[START OF The records]

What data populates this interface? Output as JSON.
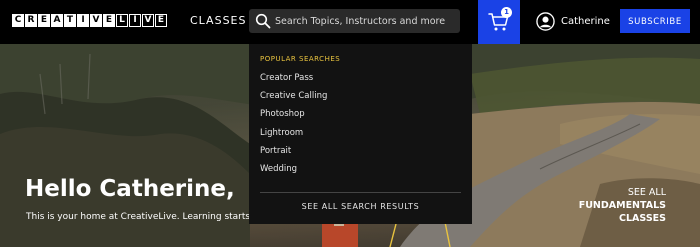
{
  "header": {
    "logo_letters": [
      "C",
      "R",
      "E",
      "A",
      "T",
      "I",
      "V",
      "E",
      "L",
      "I",
      "V",
      "E"
    ],
    "nav_classes": "CLASSES",
    "search": {
      "placeholder": "Search Topics, Instructors and more",
      "icon": "search-icon"
    },
    "cart": {
      "icon": "cart-icon",
      "badge": "1",
      "color": "#1a42e6"
    },
    "user": {
      "name": "Catherine",
      "icon": "user-avatar-icon"
    },
    "subscribe_label": "SUBSCRIBE"
  },
  "dropdown": {
    "heading": "POPULAR SEARCHES",
    "items": [
      "Creator Pass",
      "Creative Calling",
      "Photoshop",
      "Lightroom",
      "Portrait",
      "Wedding"
    ],
    "see_all": "SEE ALL SEARCH RESULTS",
    "heading_color": "#e8c33f"
  },
  "hero": {
    "title": "Hello Catherine,",
    "subtitle": "This is your home at CreativeLive. Learning starts here",
    "see_all": {
      "line1": "SEE ALL",
      "line2": "FUNDAMENTALS",
      "line3": "CLASSES"
    }
  }
}
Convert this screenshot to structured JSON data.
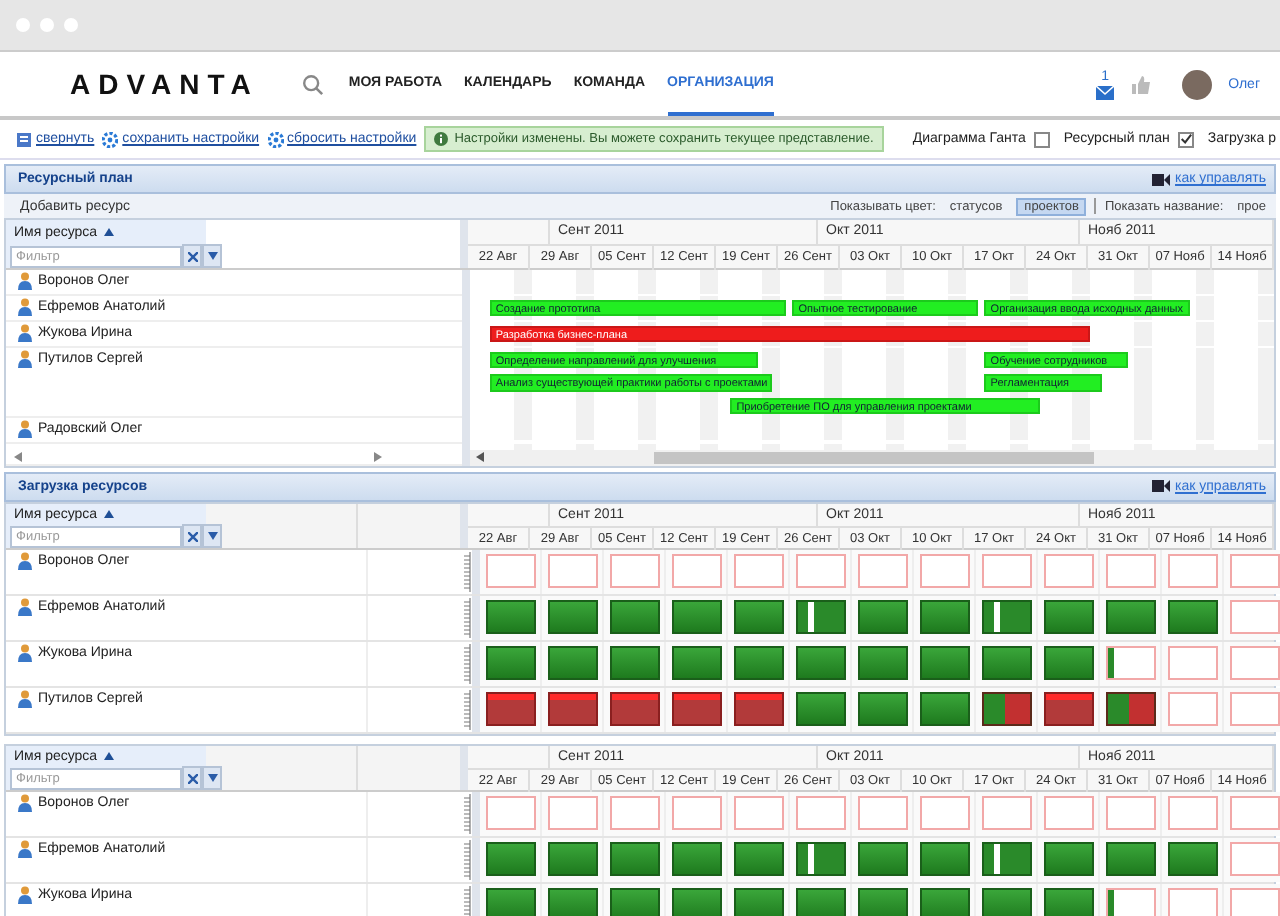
{
  "header": {
    "logo": "ADVANTA",
    "nav": [
      {
        "label": "МОЯ РАБОТА",
        "selected": false
      },
      {
        "label": "КАЛЕНДАРЬ",
        "selected": false
      },
      {
        "label": "КОМАНДА",
        "selected": false
      },
      {
        "label": "ОРГАНИЗАЦИЯ",
        "selected": true
      }
    ],
    "mail_count": "1",
    "user": "Олег"
  },
  "toolbar": {
    "links": [
      "свернуть",
      "сохранить настройки",
      "сбросить настройки"
    ],
    "notice": "Настройки изменены. Вы можете сохранить текущее представление.",
    "toggles": [
      {
        "label": "Диаграмма Ганта",
        "checked": false
      },
      {
        "label": "Ресурсный план",
        "checked": true
      },
      {
        "label": "Загрузка р"
      }
    ]
  },
  "resource_plan": {
    "title": "Ресурсный план",
    "help_link": "как управлять",
    "add_button": "Добавить ресурс",
    "color_label": "Показывать цвет:",
    "color_options": [
      {
        "label": "статусов",
        "selected": false
      },
      {
        "label": "проектов",
        "selected": true
      }
    ],
    "name_label": "Показать название:",
    "name_options": [
      {
        "label": "прое",
        "selected": false
      }
    ],
    "column_header": "Имя ресурса",
    "filter": {
      "placeholder": "Фильтр"
    },
    "months": [
      "Сент 2011",
      "Окт 2011",
      "Нояб 2011"
    ],
    "weeks": [
      "22 Авг",
      "29 Авг",
      "05 Сент",
      "12 Сент",
      "19 Сент",
      "26 Сент",
      "03 Окт",
      "10 Окт",
      "17 Окт",
      "24 Окт",
      "31 Окт",
      "07 Нояб",
      "14 Нояб"
    ],
    "resources": [
      {
        "name": "Воронов Олег"
      },
      {
        "name": "Ефремов Анатолий",
        "lanes": [
          [
            {
              "label": "Создание прототипа",
              "color": "#22ee22"
            },
            {
              "label": "Опытное тестирование",
              "color": "#22ee22"
            },
            {
              "label": "Организация ввода исходных данных",
              "color": "#22ee22"
            }
          ]
        ]
      },
      {
        "name": "Жукова Ирина",
        "lanes": [
          [
            {
              "label": "Разработка бизнес-плана",
              "color": "#ee1c1c"
            }
          ]
        ]
      },
      {
        "name": "Путилов Сергей",
        "lanes": [
          [
            {
              "label": "Определение направлений для улучшения",
              "color": "#22ee22"
            },
            {
              "label": "Обучение сотрудников",
              "color": "#22ee22"
            }
          ],
          [
            {
              "label": "Анализ существующей практики работы с проектами",
              "color": "#22ee22"
            },
            {
              "label": "Регламентация",
              "color": "#22ee22"
            }
          ],
          [
            {
              "label": "Приобретение ПО для управления проектами",
              "color": "#22ee22"
            }
          ]
        ]
      },
      {
        "name": "Радовский Олег"
      }
    ]
  },
  "resource_load": {
    "title": "Загрузка ресурсов",
    "help_link": "как управлять",
    "grids": [
      {
        "column_header": "Имя ресурса",
        "filter": {
          "placeholder": "Фильтр"
        },
        "months": [
          "Сент 2011",
          "Окт 2011",
          "Нояб 2011"
        ],
        "weeks": [
          "22 Авг",
          "29 Авг",
          "05 Сент",
          "12 Сент",
          "19 Сент",
          "26 Сент",
          "03 Окт",
          "10 Окт",
          "17 Окт",
          "24 Окт",
          "31 Окт",
          "07 Нояб",
          "14 Нояб"
        ],
        "rows": [
          {
            "name": "Воронов Олег",
            "cells": [
              {
                "kind": "empty"
              },
              {
                "kind": "empty"
              },
              {
                "kind": "empty"
              },
              {
                "kind": "empty"
              },
              {
                "kind": "empty"
              },
              {
                "kind": "empty"
              },
              {
                "kind": "empty"
              },
              {
                "kind": "empty"
              },
              {
                "kind": "empty"
              },
              {
                "kind": "empty"
              },
              {
                "kind": "empty"
              },
              {
                "kind": "empty"
              },
              {
                "kind": "empty"
              }
            ]
          },
          {
            "name": "Ефремов Анатолий",
            "cells": [
              {
                "kind": "ok"
              },
              {
                "kind": "ok"
              },
              {
                "kind": "ok"
              },
              {
                "kind": "ok"
              },
              {
                "kind": "ok"
              },
              {
                "kind": "split"
              },
              {
                "kind": "ok"
              },
              {
                "kind": "ok"
              },
              {
                "kind": "split"
              },
              {
                "kind": "ok"
              },
              {
                "kind": "ok"
              },
              {
                "kind": "ok"
              },
              {
                "kind": "empty"
              }
            ]
          },
          {
            "name": "Жукова Ирина",
            "cells": [
              {
                "kind": "ok"
              },
              {
                "kind": "ok"
              },
              {
                "kind": "ok"
              },
              {
                "kind": "ok"
              },
              {
                "kind": "ok"
              },
              {
                "kind": "ok"
              },
              {
                "kind": "ok"
              },
              {
                "kind": "ok"
              },
              {
                "kind": "ok"
              },
              {
                "kind": "ok"
              },
              {
                "kind": "low"
              },
              {
                "kind": "empty"
              },
              {
                "kind": "empty"
              }
            ]
          },
          {
            "name": "Путилов Сергей",
            "cells": [
              {
                "kind": "over"
              },
              {
                "kind": "over"
              },
              {
                "kind": "over"
              },
              {
                "kind": "over"
              },
              {
                "kind": "over"
              },
              {
                "kind": "ok"
              },
              {
                "kind": "ok"
              },
              {
                "kind": "ok"
              },
              {
                "kind": "mixed"
              },
              {
                "kind": "over"
              },
              {
                "kind": "mixed"
              },
              {
                "kind": "empty"
              },
              {
                "kind": "empty"
              }
            ]
          }
        ]
      },
      {
        "column_header": "Имя ресурса",
        "filter": {
          "placeholder": "Фильтр"
        },
        "months": [
          "Сент 2011",
          "Окт 2011",
          "Нояб 2011"
        ],
        "weeks": [
          "22 Авг",
          "29 Авг",
          "05 Сент",
          "12 Сент",
          "19 Сент",
          "26 Сент",
          "03 Окт",
          "10 Окт",
          "17 Окт",
          "24 Окт",
          "31 Окт",
          "07 Нояб",
          "14 Нояб"
        ],
        "rows": [
          {
            "name": "Воронов Олег",
            "cells": [
              {
                "kind": "empty"
              },
              {
                "kind": "empty"
              },
              {
                "kind": "empty"
              },
              {
                "kind": "empty"
              },
              {
                "kind": "empty"
              },
              {
                "kind": "empty"
              },
              {
                "kind": "empty"
              },
              {
                "kind": "empty"
              },
              {
                "kind": "empty"
              },
              {
                "kind": "empty"
              },
              {
                "kind": "empty"
              },
              {
                "kind": "empty"
              },
              {
                "kind": "empty"
              }
            ]
          },
          {
            "name": "Ефремов Анатолий",
            "cells": [
              {
                "kind": "ok"
              },
              {
                "kind": "ok"
              },
              {
                "kind": "ok"
              },
              {
                "kind": "ok"
              },
              {
                "kind": "ok"
              },
              {
                "kind": "split"
              },
              {
                "kind": "ok"
              },
              {
                "kind": "ok"
              },
              {
                "kind": "split"
              },
              {
                "kind": "ok"
              },
              {
                "kind": "ok"
              },
              {
                "kind": "ok"
              },
              {
                "kind": "empty"
              }
            ]
          },
          {
            "name": "Жукова Ирина",
            "cells": [
              {
                "kind": "ok"
              },
              {
                "kind": "ok"
              },
              {
                "kind": "ok"
              },
              {
                "kind": "ok"
              },
              {
                "kind": "ok"
              },
              {
                "kind": "ok"
              },
              {
                "kind": "ok"
              },
              {
                "kind": "ok"
              },
              {
                "kind": "ok"
              },
              {
                "kind": "ok"
              },
              {
                "kind": "low"
              },
              {
                "kind": "empty"
              },
              {
                "kind": "empty"
              }
            ]
          }
        ]
      }
    ]
  }
}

[END OF The records]

=== The exercise ===
Extract from the data every line where "Олег" shows up.

=== Output of the task ===
    "user": "Олег"
        "name": "Воронов Олег"
        "name": "Радовский Олег"
            "name": "Воронов Олег",
            "name": "Воронов Олег",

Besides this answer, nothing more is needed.